◆ **Aim of the exercise**
Without changing a character, return the entries, but not the images they hold.

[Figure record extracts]
########################################

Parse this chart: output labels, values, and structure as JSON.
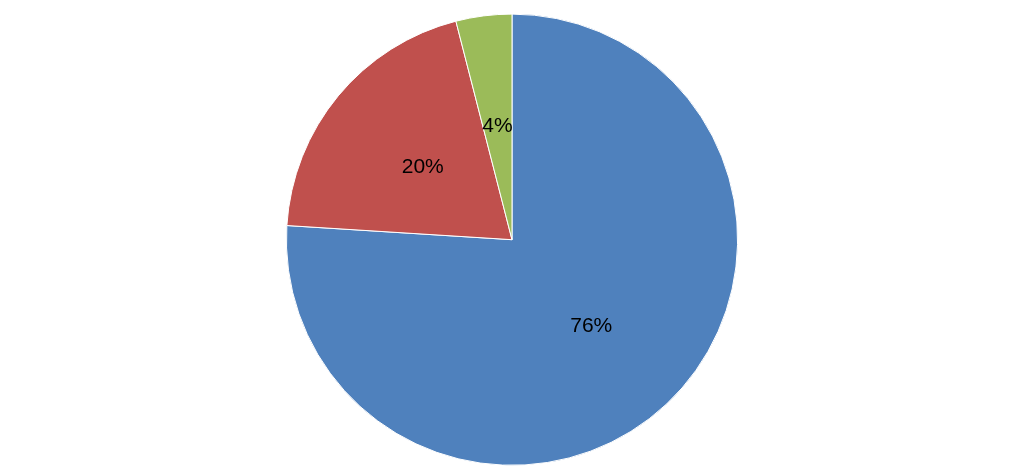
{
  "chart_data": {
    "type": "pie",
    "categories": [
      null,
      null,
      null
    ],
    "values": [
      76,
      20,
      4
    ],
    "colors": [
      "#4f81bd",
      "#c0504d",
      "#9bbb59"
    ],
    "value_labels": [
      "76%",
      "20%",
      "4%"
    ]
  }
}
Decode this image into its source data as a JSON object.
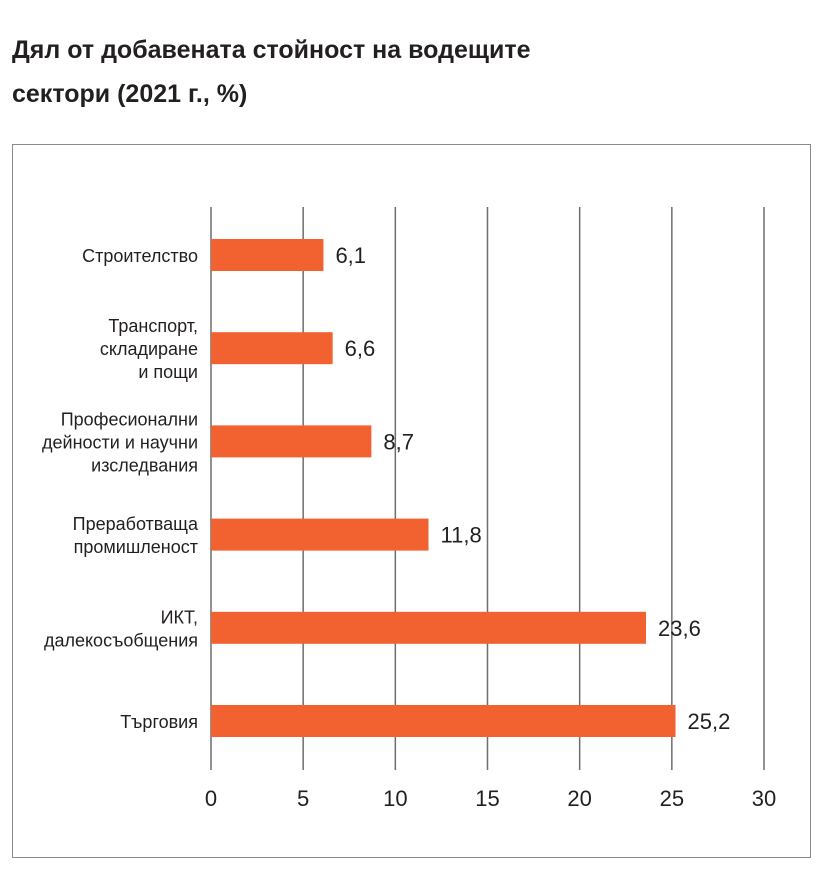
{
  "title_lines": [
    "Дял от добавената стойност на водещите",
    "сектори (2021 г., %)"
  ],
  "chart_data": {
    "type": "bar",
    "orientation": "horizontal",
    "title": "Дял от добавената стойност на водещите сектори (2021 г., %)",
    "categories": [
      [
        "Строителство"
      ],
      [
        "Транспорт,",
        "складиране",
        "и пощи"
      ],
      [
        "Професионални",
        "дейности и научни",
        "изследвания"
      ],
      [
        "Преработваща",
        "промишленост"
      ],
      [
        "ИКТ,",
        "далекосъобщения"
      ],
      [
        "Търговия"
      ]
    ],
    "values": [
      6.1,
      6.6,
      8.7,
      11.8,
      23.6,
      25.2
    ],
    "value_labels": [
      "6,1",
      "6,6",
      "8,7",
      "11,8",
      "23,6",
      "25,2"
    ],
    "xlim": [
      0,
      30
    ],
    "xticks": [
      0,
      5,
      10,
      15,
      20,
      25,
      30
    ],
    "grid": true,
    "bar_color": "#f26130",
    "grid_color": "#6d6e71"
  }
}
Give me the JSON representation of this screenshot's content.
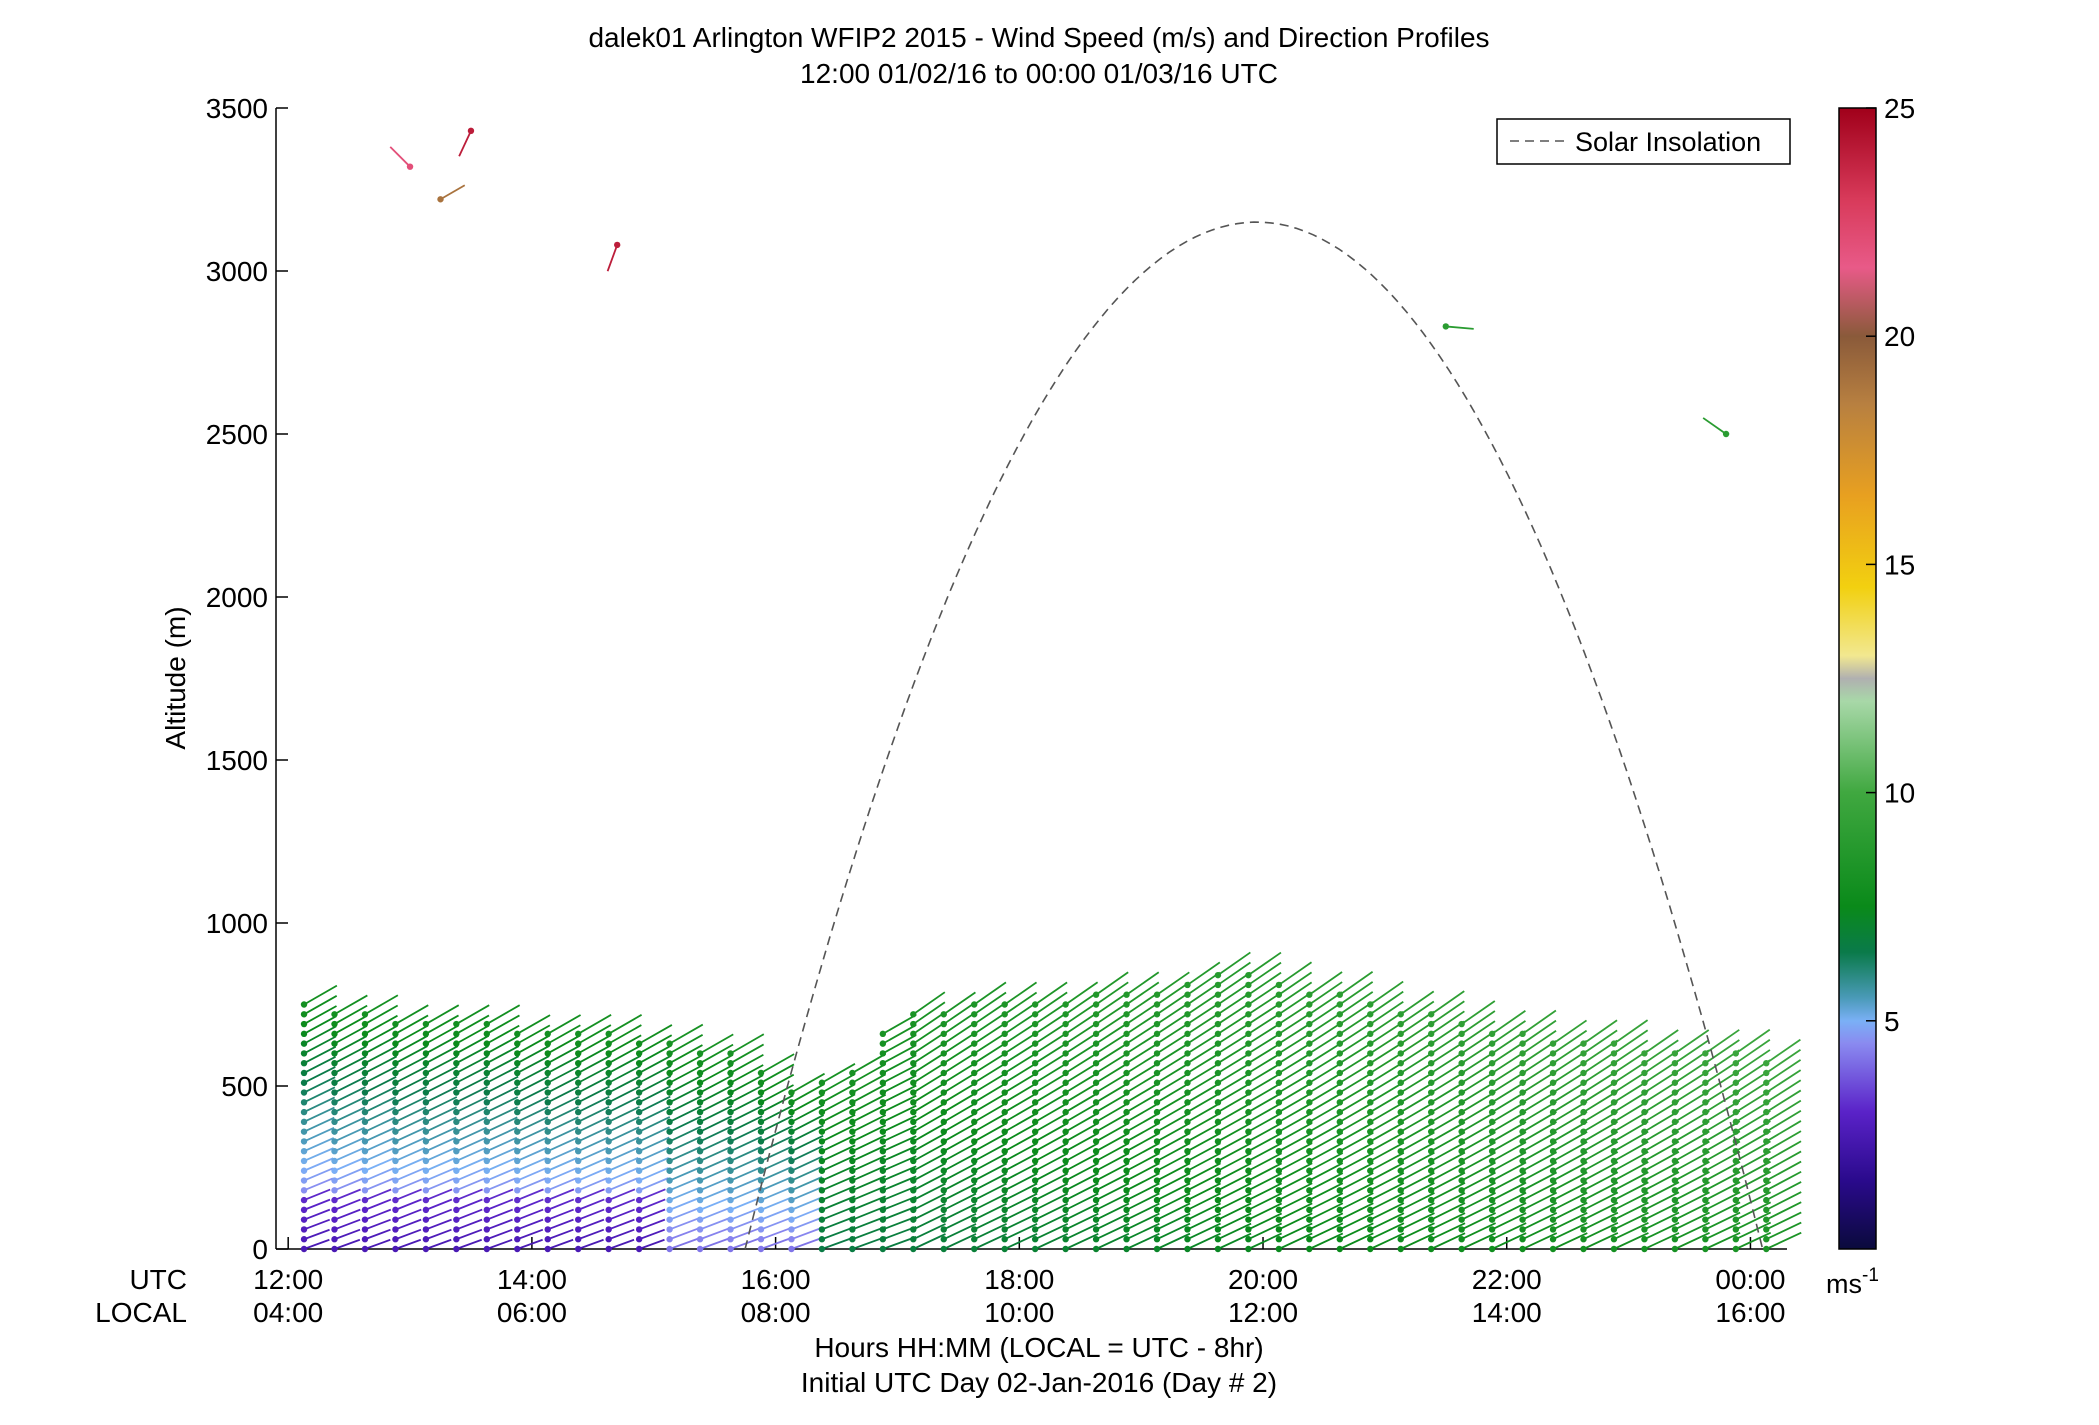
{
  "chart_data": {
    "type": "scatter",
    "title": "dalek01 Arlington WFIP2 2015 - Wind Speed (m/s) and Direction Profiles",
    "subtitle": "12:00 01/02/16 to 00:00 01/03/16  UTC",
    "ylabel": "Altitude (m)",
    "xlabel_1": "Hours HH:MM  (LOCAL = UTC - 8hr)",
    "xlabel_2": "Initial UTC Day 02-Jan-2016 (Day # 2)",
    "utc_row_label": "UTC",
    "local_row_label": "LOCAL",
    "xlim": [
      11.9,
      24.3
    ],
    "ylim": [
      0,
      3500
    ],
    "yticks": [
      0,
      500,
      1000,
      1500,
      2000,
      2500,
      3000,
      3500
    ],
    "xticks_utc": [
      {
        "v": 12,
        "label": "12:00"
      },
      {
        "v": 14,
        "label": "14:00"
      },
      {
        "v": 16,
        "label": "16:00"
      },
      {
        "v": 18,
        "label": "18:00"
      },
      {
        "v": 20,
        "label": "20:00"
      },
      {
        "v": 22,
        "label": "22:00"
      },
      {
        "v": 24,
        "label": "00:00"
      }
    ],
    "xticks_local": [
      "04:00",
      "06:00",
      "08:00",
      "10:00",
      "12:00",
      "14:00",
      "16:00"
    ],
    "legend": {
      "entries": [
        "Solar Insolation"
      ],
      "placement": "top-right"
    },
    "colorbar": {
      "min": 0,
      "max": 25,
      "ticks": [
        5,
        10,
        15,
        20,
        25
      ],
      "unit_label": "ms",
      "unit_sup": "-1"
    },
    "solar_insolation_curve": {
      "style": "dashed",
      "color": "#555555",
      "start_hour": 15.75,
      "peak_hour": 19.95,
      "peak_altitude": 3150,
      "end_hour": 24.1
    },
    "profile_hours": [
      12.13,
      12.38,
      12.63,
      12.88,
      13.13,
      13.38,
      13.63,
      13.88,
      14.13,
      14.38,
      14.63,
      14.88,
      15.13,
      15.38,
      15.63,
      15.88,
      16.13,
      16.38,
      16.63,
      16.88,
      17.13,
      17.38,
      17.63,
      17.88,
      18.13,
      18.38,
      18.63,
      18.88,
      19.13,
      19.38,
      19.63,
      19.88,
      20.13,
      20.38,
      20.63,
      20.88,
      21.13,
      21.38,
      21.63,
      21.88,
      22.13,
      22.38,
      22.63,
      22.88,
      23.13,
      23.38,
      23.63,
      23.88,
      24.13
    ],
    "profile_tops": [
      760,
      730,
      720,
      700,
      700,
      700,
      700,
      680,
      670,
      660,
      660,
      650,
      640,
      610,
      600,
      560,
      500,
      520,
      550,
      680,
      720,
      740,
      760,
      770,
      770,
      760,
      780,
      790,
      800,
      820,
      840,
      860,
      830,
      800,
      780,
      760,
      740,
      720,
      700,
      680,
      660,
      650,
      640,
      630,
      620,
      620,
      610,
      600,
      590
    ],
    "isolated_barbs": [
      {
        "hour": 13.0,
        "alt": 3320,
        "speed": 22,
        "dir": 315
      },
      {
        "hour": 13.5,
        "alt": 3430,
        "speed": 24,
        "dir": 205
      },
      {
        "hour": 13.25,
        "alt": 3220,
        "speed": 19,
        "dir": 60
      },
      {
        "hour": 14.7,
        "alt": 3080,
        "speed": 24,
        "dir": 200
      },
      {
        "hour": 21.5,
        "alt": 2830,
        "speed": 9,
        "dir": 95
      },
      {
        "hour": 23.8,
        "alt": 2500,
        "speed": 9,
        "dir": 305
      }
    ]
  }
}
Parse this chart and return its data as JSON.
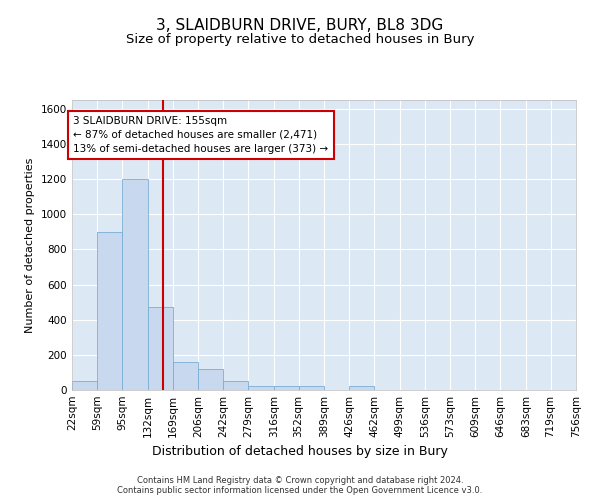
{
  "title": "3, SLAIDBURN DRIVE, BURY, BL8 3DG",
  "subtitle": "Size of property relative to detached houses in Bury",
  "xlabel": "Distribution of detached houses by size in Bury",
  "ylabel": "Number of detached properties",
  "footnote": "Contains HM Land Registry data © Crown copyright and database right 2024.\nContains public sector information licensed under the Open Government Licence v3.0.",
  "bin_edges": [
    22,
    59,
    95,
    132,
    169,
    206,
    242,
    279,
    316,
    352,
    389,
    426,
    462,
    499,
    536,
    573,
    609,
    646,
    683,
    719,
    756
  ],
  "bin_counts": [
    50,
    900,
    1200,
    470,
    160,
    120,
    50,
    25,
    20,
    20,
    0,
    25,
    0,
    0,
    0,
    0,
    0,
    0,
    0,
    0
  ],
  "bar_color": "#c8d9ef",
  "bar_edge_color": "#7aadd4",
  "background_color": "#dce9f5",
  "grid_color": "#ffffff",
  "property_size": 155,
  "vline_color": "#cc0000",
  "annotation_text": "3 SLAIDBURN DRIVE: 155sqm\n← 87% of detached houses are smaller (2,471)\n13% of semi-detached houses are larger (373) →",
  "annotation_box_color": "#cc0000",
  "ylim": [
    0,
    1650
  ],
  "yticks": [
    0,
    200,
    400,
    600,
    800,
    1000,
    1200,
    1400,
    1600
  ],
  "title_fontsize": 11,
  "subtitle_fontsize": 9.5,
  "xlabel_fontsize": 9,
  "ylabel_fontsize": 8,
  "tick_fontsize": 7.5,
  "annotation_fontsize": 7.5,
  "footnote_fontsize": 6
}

########################################

◆ **Reply to the task**
Parse this chart: output labels, values, and structure as JSON.
{
  "chart_data": {
    "type": "pie",
    "categories": [
      null,
      null,
      null
    ],
    "values": [
      76,
      20,
      4
    ],
    "colors": [
      "#4f81bd",
      "#c0504d",
      "#9bbb59"
    ],
    "value_labels": [
      "76%",
      "20%",
      "4%"
    ]
  }
}
Decode this image into its source data as a JSON object.
{
  "title_lines": [
    "Дял от добавената стойност на водещите",
    "сектори (2021 г., %)"
  ],
  "chart_data": {
    "type": "bar",
    "orientation": "horizontal",
    "title": "Дял от добавената стойност на водещите сектори (2021 г., %)",
    "categories": [
      [
        "Строителство"
      ],
      [
        "Транспорт,",
        "складиране",
        "и пощи"
      ],
      [
        "Професионални",
        "дейности и научни",
        "изследвания"
      ],
      [
        "Преработваща",
        "промишленост"
      ],
      [
        "ИКТ,",
        "далекосъобщения"
      ],
      [
        "Търговия"
      ]
    ],
    "values": [
      6.1,
      6.6,
      8.7,
      11.8,
      23.6,
      25.2
    ],
    "value_labels": [
      "6,1",
      "6,6",
      "8,7",
      "11,8",
      "23,6",
      "25,2"
    ],
    "xlim": [
      0,
      30
    ],
    "xticks": [
      0,
      5,
      10,
      15,
      20,
      25,
      30
    ],
    "grid": true,
    "bar_color": "#f26130",
    "grid_color": "#6d6e71"
  }
}
Give me the JSON representation of this screenshot's content.
{
  "chart_data": {
    "type": "scatter",
    "title": "dalek01 Arlington WFIP2 2015 - Wind Speed (m/s) and Direction Profiles",
    "subtitle": "12:00 01/02/16 to 00:00 01/03/16  UTC",
    "ylabel": "Altitude (m)",
    "xlabel_1": "Hours HH:MM  (LOCAL = UTC - 8hr)",
    "xlabel_2": "Initial UTC Day 02-Jan-2016 (Day # 2)",
    "utc_row_label": "UTC",
    "local_row_label": "LOCAL",
    "xlim": [
      11.9,
      24.3
    ],
    "ylim": [
      0,
      3500
    ],
    "yticks": [
      0,
      500,
      1000,
      1500,
      2000,
      2500,
      3000,
      3500
    ],
    "xticks_utc": [
      {
        "v": 12,
        "label": "12:00"
      },
      {
        "v": 14,
        "label": "14:00"
      },
      {
        "v": 16,
        "label": "16:00"
      },
      {
        "v": 18,
        "label": "18:00"
      },
      {
        "v": 20,
        "label": "20:00"
      },
      {
        "v": 22,
        "label": "22:00"
      },
      {
        "v": 24,
        "label": "00:00"
      }
    ],
    "xticks_local": [
      "04:00",
      "06:00",
      "08:00",
      "10:00",
      "12:00",
      "14:00",
      "16:00"
    ],
    "legend": {
      "entries": [
        "Solar Insolation"
      ],
      "placement": "top-right"
    },
    "colorbar": {
      "min": 0,
      "max": 25,
      "ticks": [
        5,
        10,
        15,
        20,
        25
      ],
      "unit_label": "ms",
      "unit_sup": "-1"
    },
    "solar_insolation_curve": {
      "style": "dashed",
      "color": "#555555",
      "start_hour": 15.75,
      "peak_hour": 19.95,
      "peak_altitude": 3150,
      "end_hour": 24.1
    },
    "profile_hours": [
      12.13,
      12.38,
      12.63,
      12.88,
      13.13,
      13.38,
      13.63,
      13.88,
      14.13,
      14.38,
      14.63,
      14.88,
      15.13,
      15.38,
      15.63,
      15.88,
      16.13,
      16.38,
      16.63,
      16.88,
      17.13,
      17.38,
      17.63,
      17.88,
      18.13,
      18.38,
      18.63,
      18.88,
      19.13,
      19.38,
      19.63,
      19.88,
      20.13,
      20.38,
      20.63,
      20.88,
      21.13,
      21.38,
      21.63,
      21.88,
      22.13,
      22.38,
      22.63,
      22.88,
      23.13,
      23.38,
      23.63,
      23.88,
      24.13
    ],
    "profile_tops": [
      760,
      730,
      720,
      700,
      700,
      700,
      700,
      680,
      670,
      660,
      660,
      650,
      640,
      610,
      600,
      560,
      500,
      520,
      550,
      680,
      720,
      740,
      760,
      770,
      770,
      760,
      780,
      790,
      800,
      820,
      840,
      860,
      830,
      800,
      780,
      760,
      740,
      720,
      700,
      680,
      660,
      650,
      640,
      630,
      620,
      620,
      610,
      600,
      590
    ],
    "isolated_barbs": [
      {
        "hour": 13.0,
        "alt": 3320,
        "speed": 22,
        "dir": 315
      },
      {
        "hour": 13.5,
        "alt": 3430,
        "speed": 24,
        "dir": 205
      },
      {
        "hour": 13.25,
        "alt": 3220,
        "speed": 19,
        "dir": 60
      },
      {
        "hour": 14.7,
        "alt": 3080,
        "speed": 24,
        "dir": 200
      },
      {
        "hour": 21.5,
        "alt": 2830,
        "speed": 9,
        "dir": 95
      },
      {
        "hour": 23.8,
        "alt": 2500,
        "speed": 9,
        "dir": 305
      }
    ]
  }
}
Parse this chart and return its data as JSON.
{
  "title": "3, SLAIDBURN DRIVE, BURY, BL8 3DG",
  "subtitle": "Size of property relative to detached houses in Bury",
  "xlabel": "Distribution of detached houses by size in Bury",
  "ylabel": "Number of detached properties",
  "footnote": "Contains HM Land Registry data © Crown copyright and database right 2024.\nContains public sector information licensed under the Open Government Licence v3.0.",
  "bin_edges": [
    22,
    59,
    95,
    132,
    169,
    206,
    242,
    279,
    316,
    352,
    389,
    426,
    462,
    499,
    536,
    573,
    609,
    646,
    683,
    719,
    756
  ],
  "bin_counts": [
    50,
    900,
    1200,
    470,
    160,
    120,
    50,
    25,
    20,
    20,
    0,
    25,
    0,
    0,
    0,
    0,
    0,
    0,
    0,
    0
  ],
  "bar_color": "#c8d9ef",
  "bar_edge_color": "#7aadd4",
  "background_color": "#dce9f5",
  "grid_color": "#ffffff",
  "property_size": 155,
  "vline_color": "#cc0000",
  "annotation_text": "3 SLAIDBURN DRIVE: 155sqm\n← 87% of detached houses are smaller (2,471)\n13% of semi-detached houses are larger (373) →",
  "annotation_box_color": "#cc0000",
  "ylim": [
    0,
    1650
  ],
  "yticks": [
    0,
    200,
    400,
    600,
    800,
    1000,
    1200,
    1400,
    1600
  ],
  "title_fontsize": 11,
  "subtitle_fontsize": 9.5,
  "xlabel_fontsize": 9,
  "ylabel_fontsize": 8,
  "tick_fontsize": 7.5,
  "annotation_fontsize": 7.5,
  "footnote_fontsize": 6
}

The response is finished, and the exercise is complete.